- **GOAL OF THE EXERCISE**:
Without the pictures, reproduce the records that follow exactly.

- **ENTRIES SHOWN**:

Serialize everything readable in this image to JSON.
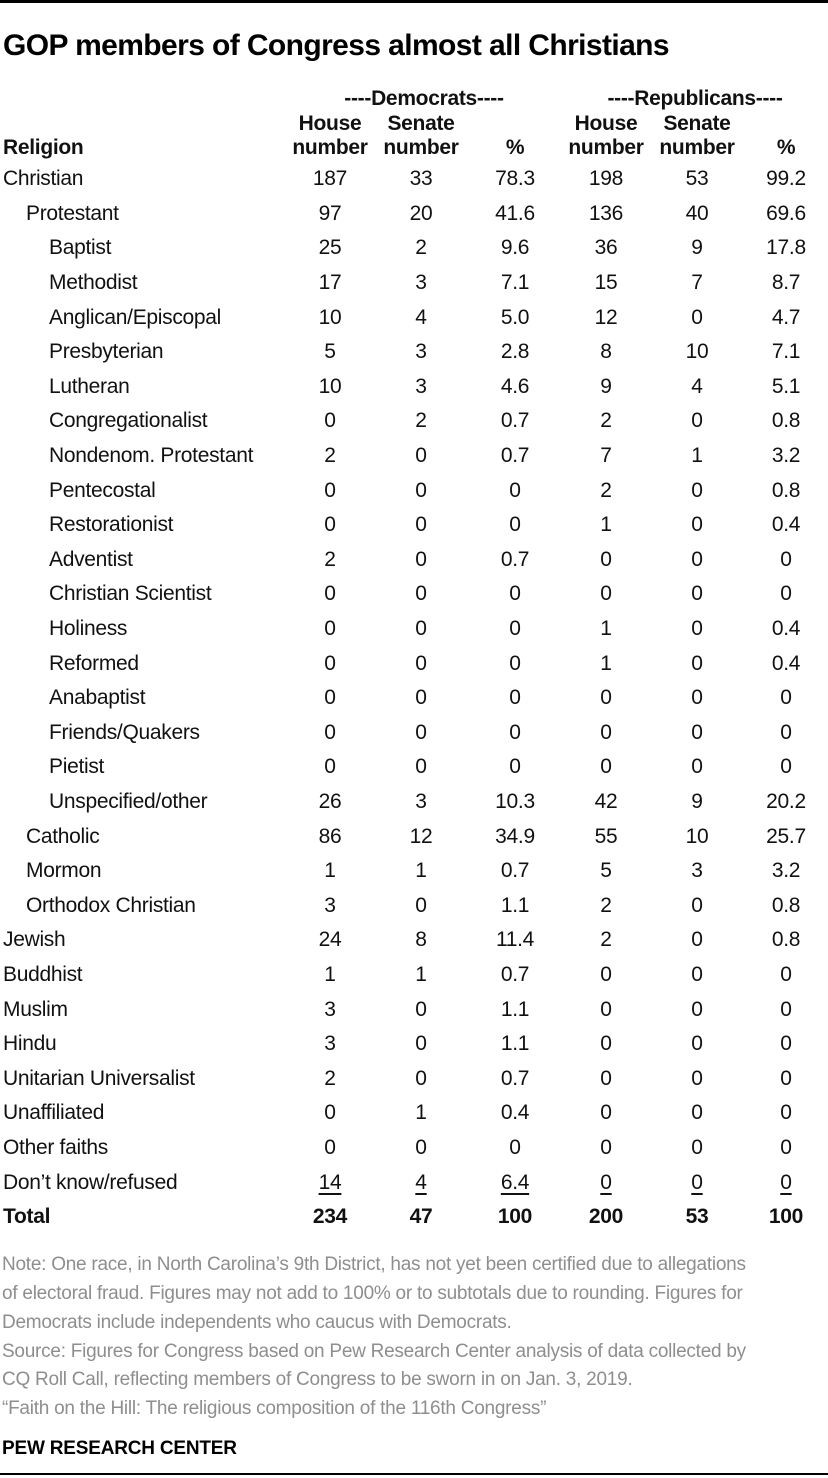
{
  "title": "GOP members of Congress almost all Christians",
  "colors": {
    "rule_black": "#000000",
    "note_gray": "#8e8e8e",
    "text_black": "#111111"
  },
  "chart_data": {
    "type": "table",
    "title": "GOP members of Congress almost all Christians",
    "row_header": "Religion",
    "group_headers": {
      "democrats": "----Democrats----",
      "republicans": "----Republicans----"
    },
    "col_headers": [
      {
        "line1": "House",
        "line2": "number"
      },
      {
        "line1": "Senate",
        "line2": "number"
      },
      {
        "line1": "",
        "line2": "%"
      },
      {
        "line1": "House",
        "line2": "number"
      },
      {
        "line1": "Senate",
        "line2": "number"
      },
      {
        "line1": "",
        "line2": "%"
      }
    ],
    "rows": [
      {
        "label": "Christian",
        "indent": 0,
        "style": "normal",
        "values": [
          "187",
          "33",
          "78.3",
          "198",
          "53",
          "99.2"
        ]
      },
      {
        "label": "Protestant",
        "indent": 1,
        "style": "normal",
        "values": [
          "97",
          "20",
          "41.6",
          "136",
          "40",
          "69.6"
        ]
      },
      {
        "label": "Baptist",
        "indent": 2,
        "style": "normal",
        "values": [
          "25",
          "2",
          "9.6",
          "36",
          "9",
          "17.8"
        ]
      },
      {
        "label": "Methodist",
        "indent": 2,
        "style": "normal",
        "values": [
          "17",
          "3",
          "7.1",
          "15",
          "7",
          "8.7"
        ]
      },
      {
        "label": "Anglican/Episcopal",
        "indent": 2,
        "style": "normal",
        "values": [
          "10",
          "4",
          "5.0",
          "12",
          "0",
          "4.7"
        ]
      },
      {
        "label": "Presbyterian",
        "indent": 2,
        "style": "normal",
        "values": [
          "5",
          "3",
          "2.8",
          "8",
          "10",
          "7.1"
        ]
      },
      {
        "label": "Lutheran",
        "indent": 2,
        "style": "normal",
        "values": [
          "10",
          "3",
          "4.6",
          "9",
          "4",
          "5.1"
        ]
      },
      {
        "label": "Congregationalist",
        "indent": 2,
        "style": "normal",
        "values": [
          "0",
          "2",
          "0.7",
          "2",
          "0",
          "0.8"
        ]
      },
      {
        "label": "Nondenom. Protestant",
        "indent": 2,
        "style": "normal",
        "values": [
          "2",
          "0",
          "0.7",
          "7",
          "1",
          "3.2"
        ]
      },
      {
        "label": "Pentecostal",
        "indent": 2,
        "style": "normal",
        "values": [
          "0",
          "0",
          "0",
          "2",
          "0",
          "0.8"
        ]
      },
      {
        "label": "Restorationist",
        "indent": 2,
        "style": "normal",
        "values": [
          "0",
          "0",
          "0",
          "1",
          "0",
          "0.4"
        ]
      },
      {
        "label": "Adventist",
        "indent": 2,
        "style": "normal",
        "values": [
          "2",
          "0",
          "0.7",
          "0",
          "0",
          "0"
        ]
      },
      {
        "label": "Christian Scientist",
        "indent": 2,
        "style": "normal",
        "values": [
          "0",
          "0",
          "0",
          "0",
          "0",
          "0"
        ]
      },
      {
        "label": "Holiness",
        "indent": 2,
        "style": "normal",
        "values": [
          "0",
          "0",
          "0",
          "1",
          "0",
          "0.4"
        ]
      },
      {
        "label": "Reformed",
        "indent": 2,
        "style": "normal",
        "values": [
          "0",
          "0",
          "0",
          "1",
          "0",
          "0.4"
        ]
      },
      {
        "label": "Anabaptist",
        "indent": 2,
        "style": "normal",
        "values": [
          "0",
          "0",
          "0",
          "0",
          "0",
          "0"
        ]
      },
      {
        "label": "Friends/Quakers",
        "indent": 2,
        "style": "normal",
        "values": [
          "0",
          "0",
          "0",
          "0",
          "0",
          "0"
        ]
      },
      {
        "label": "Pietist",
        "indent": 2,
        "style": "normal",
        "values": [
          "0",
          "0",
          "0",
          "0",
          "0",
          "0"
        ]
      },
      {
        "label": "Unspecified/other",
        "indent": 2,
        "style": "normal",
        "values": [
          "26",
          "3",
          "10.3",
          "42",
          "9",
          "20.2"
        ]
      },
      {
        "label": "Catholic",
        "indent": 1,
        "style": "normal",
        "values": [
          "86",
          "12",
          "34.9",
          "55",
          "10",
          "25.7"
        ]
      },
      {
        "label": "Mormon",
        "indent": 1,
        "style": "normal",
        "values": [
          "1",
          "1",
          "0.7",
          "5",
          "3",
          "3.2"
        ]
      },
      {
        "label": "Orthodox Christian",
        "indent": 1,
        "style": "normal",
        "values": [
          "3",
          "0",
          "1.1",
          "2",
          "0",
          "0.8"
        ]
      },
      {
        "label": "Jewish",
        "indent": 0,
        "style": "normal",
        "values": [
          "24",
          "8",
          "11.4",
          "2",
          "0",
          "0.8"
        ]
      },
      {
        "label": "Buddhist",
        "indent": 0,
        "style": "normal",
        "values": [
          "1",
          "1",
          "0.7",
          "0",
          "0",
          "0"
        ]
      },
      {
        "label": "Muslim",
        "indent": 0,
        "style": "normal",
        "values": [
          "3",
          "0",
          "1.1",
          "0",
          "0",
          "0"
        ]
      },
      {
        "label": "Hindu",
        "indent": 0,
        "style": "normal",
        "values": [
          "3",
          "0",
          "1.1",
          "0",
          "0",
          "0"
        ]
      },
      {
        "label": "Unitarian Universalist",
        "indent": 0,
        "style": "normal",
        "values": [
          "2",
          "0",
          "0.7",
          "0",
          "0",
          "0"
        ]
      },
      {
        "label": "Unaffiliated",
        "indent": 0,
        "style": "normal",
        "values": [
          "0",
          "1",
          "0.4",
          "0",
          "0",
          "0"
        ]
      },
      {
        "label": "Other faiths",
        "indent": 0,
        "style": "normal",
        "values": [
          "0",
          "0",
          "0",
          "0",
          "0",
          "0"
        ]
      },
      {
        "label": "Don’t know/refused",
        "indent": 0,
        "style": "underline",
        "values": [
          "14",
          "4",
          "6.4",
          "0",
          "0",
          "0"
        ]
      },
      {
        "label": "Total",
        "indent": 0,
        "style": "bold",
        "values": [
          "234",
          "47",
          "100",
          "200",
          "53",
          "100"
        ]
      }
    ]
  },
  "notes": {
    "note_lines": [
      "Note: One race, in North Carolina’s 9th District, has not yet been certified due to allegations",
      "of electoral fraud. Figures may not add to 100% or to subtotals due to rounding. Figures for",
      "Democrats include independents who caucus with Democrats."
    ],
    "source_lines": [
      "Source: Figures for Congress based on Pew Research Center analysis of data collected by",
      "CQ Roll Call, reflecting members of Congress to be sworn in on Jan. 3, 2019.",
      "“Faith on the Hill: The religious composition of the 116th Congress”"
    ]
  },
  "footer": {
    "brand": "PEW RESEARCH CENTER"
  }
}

- **EXERCISE SOLUTION**:
Serialize everything readable in this image to JSON.
{
  "title": "GOP members of Congress almost all Christians",
  "colors": {
    "rule_black": "#000000",
    "note_gray": "#8e8e8e",
    "text_black": "#111111"
  },
  "chart_data": {
    "type": "table",
    "title": "GOP members of Congress almost all Christians",
    "row_header": "Religion",
    "group_headers": {
      "democrats": "----Democrats----",
      "republicans": "----Republicans----"
    },
    "col_headers": [
      {
        "line1": "House",
        "line2": "number"
      },
      {
        "line1": "Senate",
        "line2": "number"
      },
      {
        "line1": "",
        "line2": "%"
      },
      {
        "line1": "House",
        "line2": "number"
      },
      {
        "line1": "Senate",
        "line2": "number"
      },
      {
        "line1": "",
        "line2": "%"
      }
    ],
    "rows": [
      {
        "label": "Christian",
        "indent": 0,
        "style": "normal",
        "values": [
          "187",
          "33",
          "78.3",
          "198",
          "53",
          "99.2"
        ]
      },
      {
        "label": "Protestant",
        "indent": 1,
        "style": "normal",
        "values": [
          "97",
          "20",
          "41.6",
          "136",
          "40",
          "69.6"
        ]
      },
      {
        "label": "Baptist",
        "indent": 2,
        "style": "normal",
        "values": [
          "25",
          "2",
          "9.6",
          "36",
          "9",
          "17.8"
        ]
      },
      {
        "label": "Methodist",
        "indent": 2,
        "style": "normal",
        "values": [
          "17",
          "3",
          "7.1",
          "15",
          "7",
          "8.7"
        ]
      },
      {
        "label": "Anglican/Episcopal",
        "indent": 2,
        "style": "normal",
        "values": [
          "10",
          "4",
          "5.0",
          "12",
          "0",
          "4.7"
        ]
      },
      {
        "label": "Presbyterian",
        "indent": 2,
        "style": "normal",
        "values": [
          "5",
          "3",
          "2.8",
          "8",
          "10",
          "7.1"
        ]
      },
      {
        "label": "Lutheran",
        "indent": 2,
        "style": "normal",
        "values": [
          "10",
          "3",
          "4.6",
          "9",
          "4",
          "5.1"
        ]
      },
      {
        "label": "Congregationalist",
        "indent": 2,
        "style": "normal",
        "values": [
          "0",
          "2",
          "0.7",
          "2",
          "0",
          "0.8"
        ]
      },
      {
        "label": "Nondenom. Protestant",
        "indent": 2,
        "style": "normal",
        "values": [
          "2",
          "0",
          "0.7",
          "7",
          "1",
          "3.2"
        ]
      },
      {
        "label": "Pentecostal",
        "indent": 2,
        "style": "normal",
        "values": [
          "0",
          "0",
          "0",
          "2",
          "0",
          "0.8"
        ]
      },
      {
        "label": "Restorationist",
        "indent": 2,
        "style": "normal",
        "values": [
          "0",
          "0",
          "0",
          "1",
          "0",
          "0.4"
        ]
      },
      {
        "label": "Adventist",
        "indent": 2,
        "style": "normal",
        "values": [
          "2",
          "0",
          "0.7",
          "0",
          "0",
          "0"
        ]
      },
      {
        "label": "Christian Scientist",
        "indent": 2,
        "style": "normal",
        "values": [
          "0",
          "0",
          "0",
          "0",
          "0",
          "0"
        ]
      },
      {
        "label": "Holiness",
        "indent": 2,
        "style": "normal",
        "values": [
          "0",
          "0",
          "0",
          "1",
          "0",
          "0.4"
        ]
      },
      {
        "label": "Reformed",
        "indent": 2,
        "style": "normal",
        "values": [
          "0",
          "0",
          "0",
          "1",
          "0",
          "0.4"
        ]
      },
      {
        "label": "Anabaptist",
        "indent": 2,
        "style": "normal",
        "values": [
          "0",
          "0",
          "0",
          "0",
          "0",
          "0"
        ]
      },
      {
        "label": "Friends/Quakers",
        "indent": 2,
        "style": "normal",
        "values": [
          "0",
          "0",
          "0",
          "0",
          "0",
          "0"
        ]
      },
      {
        "label": "Pietist",
        "indent": 2,
        "style": "normal",
        "values": [
          "0",
          "0",
          "0",
          "0",
          "0",
          "0"
        ]
      },
      {
        "label": "Unspecified/other",
        "indent": 2,
        "style": "normal",
        "values": [
          "26",
          "3",
          "10.3",
          "42",
          "9",
          "20.2"
        ]
      },
      {
        "label": "Catholic",
        "indent": 1,
        "style": "normal",
        "values": [
          "86",
          "12",
          "34.9",
          "55",
          "10",
          "25.7"
        ]
      },
      {
        "label": "Mormon",
        "indent": 1,
        "style": "normal",
        "values": [
          "1",
          "1",
          "0.7",
          "5",
          "3",
          "3.2"
        ]
      },
      {
        "label": "Orthodox Christian",
        "indent": 1,
        "style": "normal",
        "values": [
          "3",
          "0",
          "1.1",
          "2",
          "0",
          "0.8"
        ]
      },
      {
        "label": "Jewish",
        "indent": 0,
        "style": "normal",
        "values": [
          "24",
          "8",
          "11.4",
          "2",
          "0",
          "0.8"
        ]
      },
      {
        "label": "Buddhist",
        "indent": 0,
        "style": "normal",
        "values": [
          "1",
          "1",
          "0.7",
          "0",
          "0",
          "0"
        ]
      },
      {
        "label": "Muslim",
        "indent": 0,
        "style": "normal",
        "values": [
          "3",
          "0",
          "1.1",
          "0",
          "0",
          "0"
        ]
      },
      {
        "label": "Hindu",
        "indent": 0,
        "style": "normal",
        "values": [
          "3",
          "0",
          "1.1",
          "0",
          "0",
          "0"
        ]
      },
      {
        "label": "Unitarian Universalist",
        "indent": 0,
        "style": "normal",
        "values": [
          "2",
          "0",
          "0.7",
          "0",
          "0",
          "0"
        ]
      },
      {
        "label": "Unaffiliated",
        "indent": 0,
        "style": "normal",
        "values": [
          "0",
          "1",
          "0.4",
          "0",
          "0",
          "0"
        ]
      },
      {
        "label": "Other faiths",
        "indent": 0,
        "style": "normal",
        "values": [
          "0",
          "0",
          "0",
          "0",
          "0",
          "0"
        ]
      },
      {
        "label": "Don’t know/refused",
        "indent": 0,
        "style": "underline",
        "values": [
          "14",
          "4",
          "6.4",
          "0",
          "0",
          "0"
        ]
      },
      {
        "label": "Total",
        "indent": 0,
        "style": "bold",
        "values": [
          "234",
          "47",
          "100",
          "200",
          "53",
          "100"
        ]
      }
    ]
  },
  "notes": {
    "note_lines": [
      "Note: One race, in North Carolina’s 9th District, has not yet been certified due to allegations",
      "of electoral fraud. Figures may not add to 100% or to subtotals due to rounding. Figures for",
      "Democrats include independents who caucus with Democrats."
    ],
    "source_lines": [
      "Source: Figures for Congress based on Pew Research Center analysis of data collected by",
      "CQ Roll Call, reflecting members of Congress to be sworn in on Jan. 3, 2019.",
      "“Faith on the Hill: The religious composition of the 116th Congress”"
    ]
  },
  "footer": {
    "brand": "PEW RESEARCH CENTER"
  }
}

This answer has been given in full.